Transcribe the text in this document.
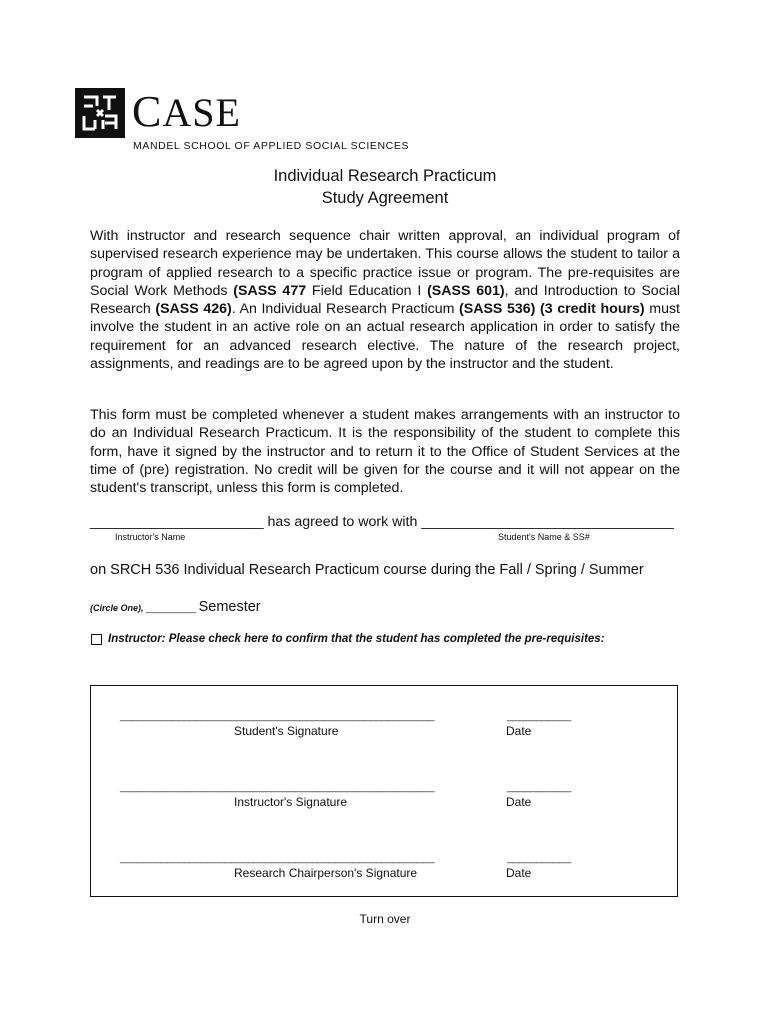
CASE
MANDEL SCHOOL OF APPLIED SOCIAL SCIENCES
Individual Research Practicum
Study Agreement
With instructor and research sequence chair written approval, an individual program of supervised research experience may be undertaken. This course allows the student to tailor a program of applied research to a specific practice issue or program. The pre-requisites are Social Work Methods (SASS 477 Field Education I (SASS 601), and Introduction to Social Research (SASS 426). An Individual Research Practicum (SASS 536) (3 credit hours) must involve the student in an active role on an actual research application in order to satisfy the requirement for an advanced research elective. The nature of the research project, assignments, and readings are to be agreed upon by the instructor and the student.
This form must be completed whenever a student makes arrangements with an instructor to do an Individual Research Practicum. It is the responsibility of the student to complete this form, have it signed by the instructor and to return it to the Office of Student Services at the time of (pre) registration. No credit will be given for the course and it will not appear on the student's transcript, unless this form is completed.
______________________ has agreed to work with ________________________________
Instructor's Name	Student's Name & SS#
on SRCH 536 Individual Research Practicum course during the Fall / Spring / Summer
(Circle One), __________ Semester
Instructor: Please check here to confirm that the student has completed the pre-requisites:
______________________________________________________	___________
Student's Signature	Date
______________________________________________________	___________
Instructor's Signature	Date
______________________________________________________	___________
Research Chairperson's Signature	Date
Turn over
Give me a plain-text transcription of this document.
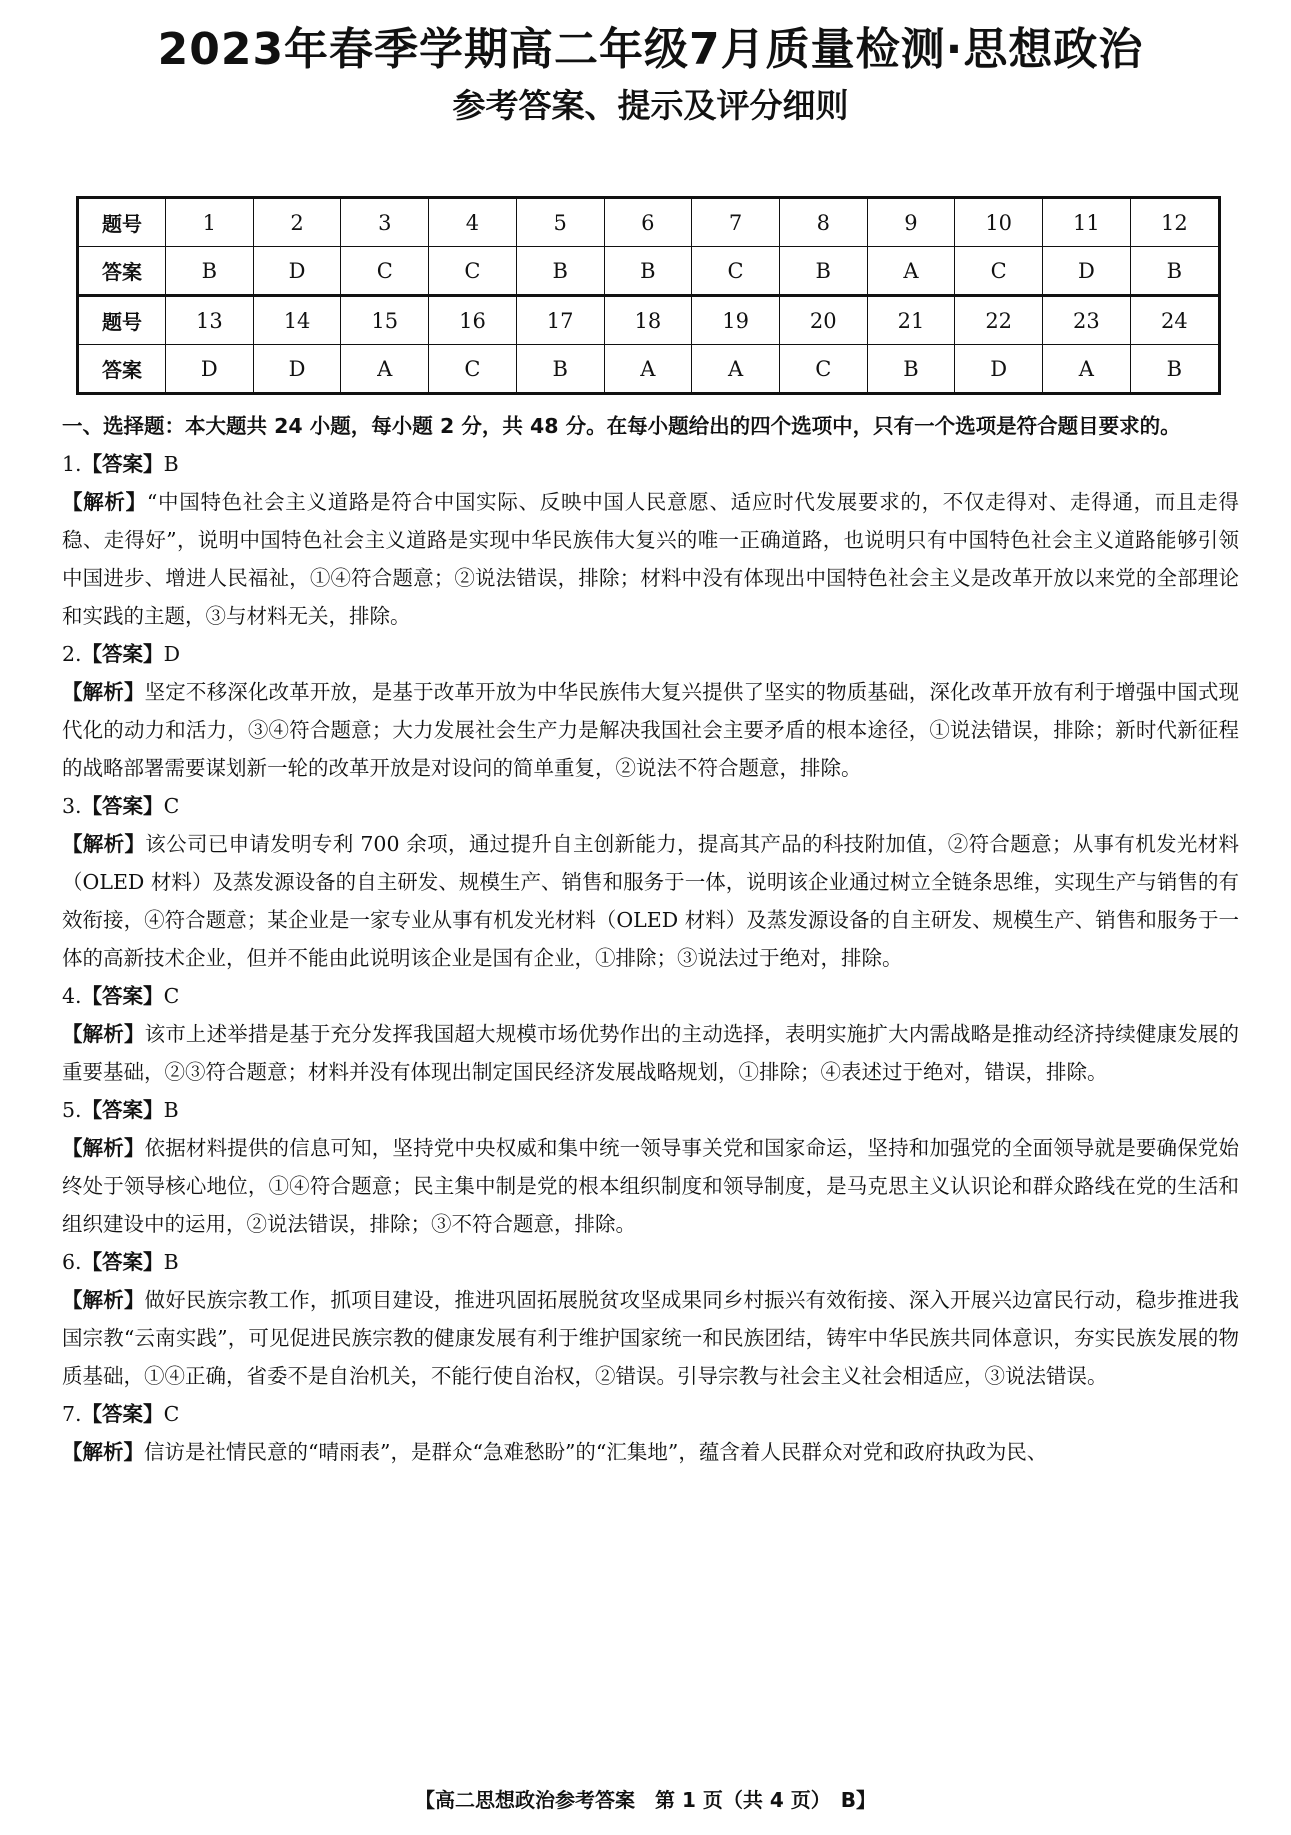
2023年春季学期高二年级7月质量检测·思想政治
参考答案、提示及评分细则
题号	1	2	3	4	5	6	7	8	9	10	11	12
答案	B	D	C	C	B	B	C	B	A	C	D	B
题号	13	14	15	16	17	18	19	20	21	22	23	24
答案	D	D	A	C	B	A	A	C	B	D	A	B

一、选择题：本大题共 24 小题，每小题 2 分，共 48 分。在每小题给出的四个选项中，只有一个选项是符合题目要求的。

1.【答案】B

【解析】“中国特色社会主义道路是符合中国实际、反映中国人民意愿、适应时代发展要求的，不仅走得对、走得通，而且走得稳、走得好”，说明中国特色社会主义道路是实现中华民族伟大复兴的唯一正确道路，也说明只有中国特色社会主义道路能够引领中国进步、增进人民福祉，①④符合题意；②说法错误，排除；材料中没有体现出中国特色社会主义是改革开放以来党的全部理论和实践的主题，③与材料无关，排除。

2.【答案】D

【解析】坚定不移深化改革开放，是基于改革开放为中华民族伟大复兴提供了坚实的物质基础，深化改革开放有利于增强中国式现代化的动力和活力，③④符合题意；大力发展社会生产力是解决我国社会主要矛盾的根本途径，①说法错误，排除；新时代新征程的战略部署需要谋划新一轮的改革开放是对设问的简单重复，②说法不符合题意，排除。

3.【答案】C

【解析】该公司已申请发明专利 700 余项，通过提升自主创新能力，提高其产品的科技附加值，②符合题意；从事有机发光材料（OLED 材料）及蒸发源设备的自主研发、规模生产、销售和服务于一体，说明该企业通过树立全链条思维，实现生产与销售的有效衔接，④符合题意；某企业是一家专业从事有机发光材料（OLED 材料）及蒸发源设备的自主研发、规模生产、销售和服务于一体的高新技术企业，但并不能由此说明该企业是国有企业，①排除；③说法过于绝对，排除。

4.【答案】C

【解析】该市上述举措是基于充分发挥我国超大规模市场优势作出的主动选择，表明实施扩大内需战略是推动经济持续健康发展的重要基础，②③符合题意；材料并没有体现出制定国民经济发展战略规划，①排除；④表述过于绝对，错误，排除。

5.【答案】B

【解析】依据材料提供的信息可知，坚持党中央权威和集中统一领导事关党和国家命运，坚持和加强党的全面领导就是要确保党始终处于领导核心地位，①④符合题意；民主集中制是党的根本组织制度和领导制度，是马克思主义认识论和群众路线在党的生活和组织建设中的运用，②说法错误，排除；③不符合题意，排除。

6.【答案】B

【解析】做好民族宗教工作，抓项目建设，推进巩固拓展脱贫攻坚成果同乡村振兴有效衔接、深入开展兴边富民行动，稳步推进我国宗教“云南实践”，可见促进民族宗教的健康发展有利于维护国家统一和民族团结，铸牢中华民族共同体意识，夯实民族发展的物质基础，①④正确，省委不是自治机关，不能行使自治权，②错误。引导宗教与社会主义社会相适应，③说法错误。

7.【答案】C

【解析】信访是社情民意的“晴雨表”，是群众“急难愁盼”的“汇集地”，蕴含着人民群众对党和政府执政为民、

【高二思想政治参考答案　第 1 页（共 4 页）　B】
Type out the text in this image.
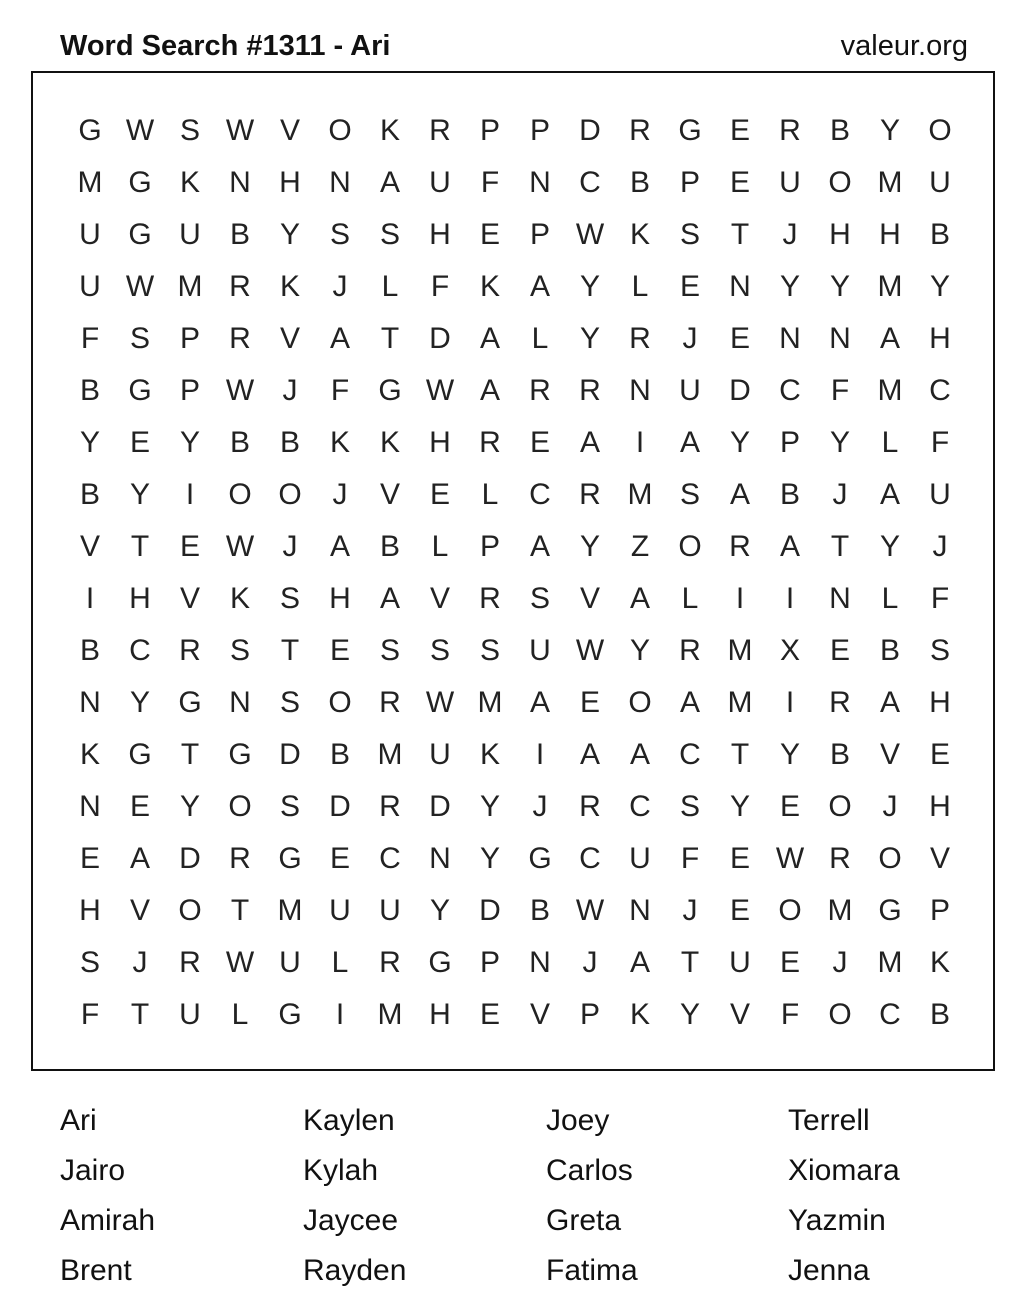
Word Search #1311 - Ari	valeur.org
G W S W V O K R P P D R G E R B Y O
M G K N H N A U	F	N C B P E U O M U
U G U B Y S S H E P W K S	T	J	H H B
U W M R K	J	L	F	K A Y	L	E N Y Y M Y
F	S P R V A	T	D A	L	Y R	J	E N N A H
B G P W J	F G W A R R N U D C	F M C
Y E Y B B K K H R E A	I	A Y P Y	L	F
B Y	I	O O	J	V E	L	C R M S A B	J	A U
V	T	E W J	A B	L	P A Y	Z O R A	T	Y	J
I	H V K S H A V R S V A	L	I	I	N	L	F
B C R S	T	E S S S U W Y R M X E B S
N Y G N S O R W M A E O A M	I	R A H
K G T G D B M U K	I	A A C	T	Y B V E
N E Y O S D R D Y	J	R C S Y E O	J	H
E A D R G E C N Y G C U	F	E W R O V
H V O T M U U Y D B W N	J	E O M G P
S	J	R W U	L	R G P N	J	A	T	U E	J	M K
F	T	U	L G	I	M H E V P K Y V	F O C B
Ari	Kaylen	Joey	Terrell
Jairo	Kylah	Carlos	Xiomara
Amirah	Jaycee	Greta	Yazmin
Brent	Rayden	Fatima	Jenna
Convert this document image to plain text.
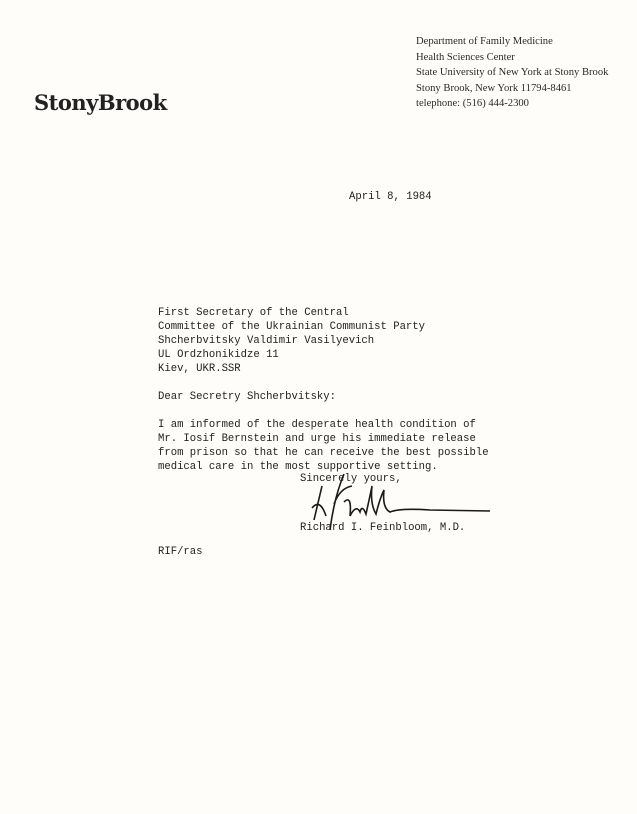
StonyBrook
Department of Family Medicine
Health Sciences Center
State University of New York at Stony Brook
Stony Brook, New York 11794-8461
telephone: (516) 444-2300
April 8, 1984
First Secretary of the Central
Committee of the Ukrainian Communist Party
Shcherbvitsky Valdimir Vasilyevich
UL Ordzhonikidze 11
Kiev, UKR.SSR
Dear Secretry Shcherbvitsky:
I am informed of the desperate health condition of
Mr. Iosif Bernstein and urge his immediate release
from prison so that he can receive the best possible
medical care in the most supportive setting.
Sincerely yours,
Richard I. Feinbloom, M.D.
RIF/ras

·····

[WHAT NEEDS TO BE DONE]:
Check the records above line by line and tally those holding the string "Signature". Answer with the number only.

[ANSWER TO THE TASK]:
3